_EXERCISE MATERIAL_
[start]
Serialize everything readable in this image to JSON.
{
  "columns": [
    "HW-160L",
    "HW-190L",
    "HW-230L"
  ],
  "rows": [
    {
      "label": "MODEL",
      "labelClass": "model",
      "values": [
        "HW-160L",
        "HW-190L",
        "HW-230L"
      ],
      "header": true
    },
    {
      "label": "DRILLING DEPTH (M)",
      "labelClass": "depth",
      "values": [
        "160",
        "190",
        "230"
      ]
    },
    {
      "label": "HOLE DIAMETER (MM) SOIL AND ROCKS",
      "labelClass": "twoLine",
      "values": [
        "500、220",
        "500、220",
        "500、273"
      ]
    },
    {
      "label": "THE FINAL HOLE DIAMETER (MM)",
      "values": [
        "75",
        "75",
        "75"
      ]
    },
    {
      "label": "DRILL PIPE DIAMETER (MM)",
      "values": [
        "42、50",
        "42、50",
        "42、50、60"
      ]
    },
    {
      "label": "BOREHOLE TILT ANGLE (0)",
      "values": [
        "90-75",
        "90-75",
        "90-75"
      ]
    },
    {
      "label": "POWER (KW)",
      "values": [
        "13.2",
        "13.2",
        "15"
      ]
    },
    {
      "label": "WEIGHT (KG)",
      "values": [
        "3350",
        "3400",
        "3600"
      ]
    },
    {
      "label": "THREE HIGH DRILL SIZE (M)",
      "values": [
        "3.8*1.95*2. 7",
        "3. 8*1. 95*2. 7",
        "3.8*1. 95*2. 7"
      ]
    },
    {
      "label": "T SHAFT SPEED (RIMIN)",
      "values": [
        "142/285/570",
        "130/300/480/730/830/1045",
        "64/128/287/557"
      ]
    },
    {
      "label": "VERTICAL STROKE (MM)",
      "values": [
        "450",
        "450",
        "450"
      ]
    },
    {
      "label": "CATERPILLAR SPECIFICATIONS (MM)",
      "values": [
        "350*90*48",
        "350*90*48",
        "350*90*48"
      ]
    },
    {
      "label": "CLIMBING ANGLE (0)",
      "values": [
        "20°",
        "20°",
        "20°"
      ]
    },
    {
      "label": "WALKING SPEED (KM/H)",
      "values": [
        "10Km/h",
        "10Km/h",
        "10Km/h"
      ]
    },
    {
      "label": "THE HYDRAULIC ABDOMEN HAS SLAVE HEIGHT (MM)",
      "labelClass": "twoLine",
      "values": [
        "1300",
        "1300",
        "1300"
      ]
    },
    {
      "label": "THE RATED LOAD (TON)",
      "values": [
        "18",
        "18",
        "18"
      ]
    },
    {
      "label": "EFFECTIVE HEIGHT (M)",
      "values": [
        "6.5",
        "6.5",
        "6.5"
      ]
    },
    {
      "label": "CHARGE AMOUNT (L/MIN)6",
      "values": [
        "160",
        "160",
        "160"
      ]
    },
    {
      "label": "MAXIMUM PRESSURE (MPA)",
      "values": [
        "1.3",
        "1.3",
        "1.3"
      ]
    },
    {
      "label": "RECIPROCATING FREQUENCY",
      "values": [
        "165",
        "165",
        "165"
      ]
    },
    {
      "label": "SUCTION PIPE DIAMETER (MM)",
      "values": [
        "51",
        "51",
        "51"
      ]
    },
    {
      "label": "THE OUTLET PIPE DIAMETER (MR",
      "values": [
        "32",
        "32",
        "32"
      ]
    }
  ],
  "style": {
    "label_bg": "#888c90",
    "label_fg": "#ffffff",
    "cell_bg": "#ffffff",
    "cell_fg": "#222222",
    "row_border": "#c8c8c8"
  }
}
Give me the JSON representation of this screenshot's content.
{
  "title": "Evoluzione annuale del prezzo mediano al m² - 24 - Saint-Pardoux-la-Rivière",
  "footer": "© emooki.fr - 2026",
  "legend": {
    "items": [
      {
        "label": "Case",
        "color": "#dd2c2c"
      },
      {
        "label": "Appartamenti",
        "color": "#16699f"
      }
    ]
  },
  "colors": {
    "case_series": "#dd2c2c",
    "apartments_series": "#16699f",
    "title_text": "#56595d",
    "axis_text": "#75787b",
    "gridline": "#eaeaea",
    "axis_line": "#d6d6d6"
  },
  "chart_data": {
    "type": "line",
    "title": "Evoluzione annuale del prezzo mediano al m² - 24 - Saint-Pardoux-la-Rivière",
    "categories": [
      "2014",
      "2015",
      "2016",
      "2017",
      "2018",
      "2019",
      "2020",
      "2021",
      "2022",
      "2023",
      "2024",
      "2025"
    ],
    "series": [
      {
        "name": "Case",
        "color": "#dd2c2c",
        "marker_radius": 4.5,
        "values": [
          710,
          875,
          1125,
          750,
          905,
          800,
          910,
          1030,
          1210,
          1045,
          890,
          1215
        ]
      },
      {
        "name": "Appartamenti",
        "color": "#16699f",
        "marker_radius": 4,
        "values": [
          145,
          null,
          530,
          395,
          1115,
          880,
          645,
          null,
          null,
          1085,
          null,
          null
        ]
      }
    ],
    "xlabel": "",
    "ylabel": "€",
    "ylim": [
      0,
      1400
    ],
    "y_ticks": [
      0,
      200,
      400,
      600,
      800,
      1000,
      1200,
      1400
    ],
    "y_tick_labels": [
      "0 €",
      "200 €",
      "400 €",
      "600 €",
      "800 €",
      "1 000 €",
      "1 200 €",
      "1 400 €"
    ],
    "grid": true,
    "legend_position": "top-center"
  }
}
[end]
_EXERCISE OBJECTIVE_
Copy out each line exactly as written.

_ANSWER IN FULL_
Serialize everything readable in this image to JSON.
{
  "columns": [
    "HW-160L",
    "HW-190L",
    "HW-230L"
  ],
  "rows": [
    {
      "label": "MODEL",
      "labelClass": "model",
      "values": [
        "HW-160L",
        "HW-190L",
        "HW-230L"
      ],
      "header": true
    },
    {
      "label": "DRILLING DEPTH (M)",
      "labelClass": "depth",
      "values": [
        "160",
        "190",
        "230"
      ]
    },
    {
      "label": "HOLE DIAMETER (MM) SOIL AND ROCKS",
      "labelClass": "twoLine",
      "values": [
        "500、220",
        "500、220",
        "500、273"
      ]
    },
    {
      "label": "THE FINAL HOLE DIAMETER (MM)",
      "values": [
        "75",
        "75",
        "75"
      ]
    },
    {
      "label": "DRILL PIPE DIAMETER (MM)",
      "values": [
        "42、50",
        "42、50",
        "42、50、60"
      ]
    },
    {
      "label": "BOREHOLE TILT ANGLE (0)",
      "values": [
        "90-75",
        "90-75",
        "90-75"
      ]
    },
    {
      "label": "POWER (KW)",
      "values": [
        "13.2",
        "13.2",
        "15"
      ]
    },
    {
      "label": "WEIGHT (KG)",
      "values": [
        "3350",
        "3400",
        "3600"
      ]
    },
    {
      "label": "THREE HIGH DRILL SIZE (M)",
      "values": [
        "3.8*1.95*2. 7",
        "3. 8*1. 95*2. 7",
        "3.8*1. 95*2. 7"
      ]
    },
    {
      "label": "T SHAFT SPEED (RIMIN)",
      "values": [
        "142/285/570",
        "130/300/480/730/830/1045",
        "64/128/287/557"
      ]
    },
    {
      "label": "VERTICAL STROKE (MM)",
      "values": [
        "450",
        "450",
        "450"
      ]
    },
    {
      "label": "CATERPILLAR SPECIFICATIONS (MM)",
      "values": [
        "350*90*48",
        "350*90*48",
        "350*90*48"
      ]
    },
    {
      "label": "CLIMBING ANGLE (0)",
      "values": [
        "20°",
        "20°",
        "20°"
      ]
    },
    {
      "label": "WALKING SPEED (KM/H)",
      "values": [
        "10Km/h",
        "10Km/h",
        "10Km/h"
      ]
    },
    {
      "label": "THE HYDRAULIC ABDOMEN HAS SLAVE HEIGHT (MM)",
      "labelClass": "twoLine",
      "values": [
        "1300",
        "1300",
        "1300"
      ]
    },
    {
      "label": "THE RATED LOAD (TON)",
      "values": [
        "18",
        "18",
        "18"
      ]
    },
    {
      "label": "EFFECTIVE HEIGHT (M)",
      "values": [
        "6.5",
        "6.5",
        "6.5"
      ]
    },
    {
      "label": "CHARGE AMOUNT (L/MIN)6",
      "values": [
        "160",
        "160",
        "160"
      ]
    },
    {
      "label": "MAXIMUM PRESSURE (MPA)",
      "values": [
        "1.3",
        "1.3",
        "1.3"
      ]
    },
    {
      "label": "RECIPROCATING FREQUENCY",
      "values": [
        "165",
        "165",
        "165"
      ]
    },
    {
      "label": "SUCTION PIPE DIAMETER (MM)",
      "values": [
        "51",
        "51",
        "51"
      ]
    },
    {
      "label": "THE OUTLET PIPE DIAMETER (MR",
      "values": [
        "32",
        "32",
        "32"
      ]
    }
  ],
  "style": {
    "label_bg": "#888c90",
    "label_fg": "#ffffff",
    "cell_bg": "#ffffff",
    "cell_fg": "#222222",
    "row_border": "#c8c8c8"
  }
}
Give me the JSON representation of this screenshot's content.
{
  "title": "Evoluzione annuale del prezzo mediano al m² - 24 - Saint-Pardoux-la-Rivière",
  "footer": "© emooki.fr - 2026",
  "legend": {
    "items": [
      {
        "label": "Case",
        "color": "#dd2c2c"
      },
      {
        "label": "Appartamenti",
        "color": "#16699f"
      }
    ]
  },
  "colors": {
    "case_series": "#dd2c2c",
    "apartments_series": "#16699f",
    "title_text": "#56595d",
    "axis_text": "#75787b",
    "gridline": "#eaeaea",
    "axis_line": "#d6d6d6"
  },
  "chart_data": {
    "type": "line",
    "title": "Evoluzione annuale del prezzo mediano al m² - 24 - Saint-Pardoux-la-Rivière",
    "categories": [
      "2014",
      "2015",
      "2016",
      "2017",
      "2018",
      "2019",
      "2020",
      "2021",
      "2022",
      "2023",
      "2024",
      "2025"
    ],
    "series": [
      {
        "name": "Case",
        "color": "#dd2c2c",
        "marker_radius": 4.5,
        "values": [
          710,
          875,
          1125,
          750,
          905,
          800,
          910,
          1030,
          1210,
          1045,
          890,
          1215
        ]
      },
      {
        "name": "Appartamenti",
        "color": "#16699f",
        "marker_radius": 4,
        "values": [
          145,
          null,
          530,
          395,
          1115,
          880,
          645,
          null,
          null,
          1085,
          null,
          null
        ]
      }
    ],
    "xlabel": "",
    "ylabel": "€",
    "ylim": [
      0,
      1400
    ],
    "y_ticks": [
      0,
      200,
      400,
      600,
      800,
      1000,
      1200,
      1400
    ],
    "y_tick_labels": [
      "0 €",
      "200 €",
      "400 €",
      "600 €",
      "800 €",
      "1 000 €",
      "1 200 €",
      "1 400 €"
    ],
    "grid": true,
    "legend_position": "top-center"
  }
}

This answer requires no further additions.